_The exercise_: Reproduce each record exactly.

─── Material provided

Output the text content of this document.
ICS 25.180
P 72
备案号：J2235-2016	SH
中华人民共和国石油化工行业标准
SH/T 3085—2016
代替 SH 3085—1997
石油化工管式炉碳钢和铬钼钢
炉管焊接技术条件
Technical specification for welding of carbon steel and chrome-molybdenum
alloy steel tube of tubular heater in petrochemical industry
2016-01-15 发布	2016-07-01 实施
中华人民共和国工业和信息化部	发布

──────

_Answer to the problem_:
Output the text content of this document.
ICS 25.180
P 72
备案号：J2235-2016	SH
中华人民共和国石油化工行业标准
SH/T 3085—2016
代替 SH 3085—1997
石油化工管式炉碳钢和铬钼钢
炉管焊接技术条件
Technical specification for welding of carbon steel and chrome-molybdenum
alloy steel tube of tubular heater in petrochemical industry
2016-01-15 发布	2016-07-01 实施
中华人民共和国工业和信息化部	发布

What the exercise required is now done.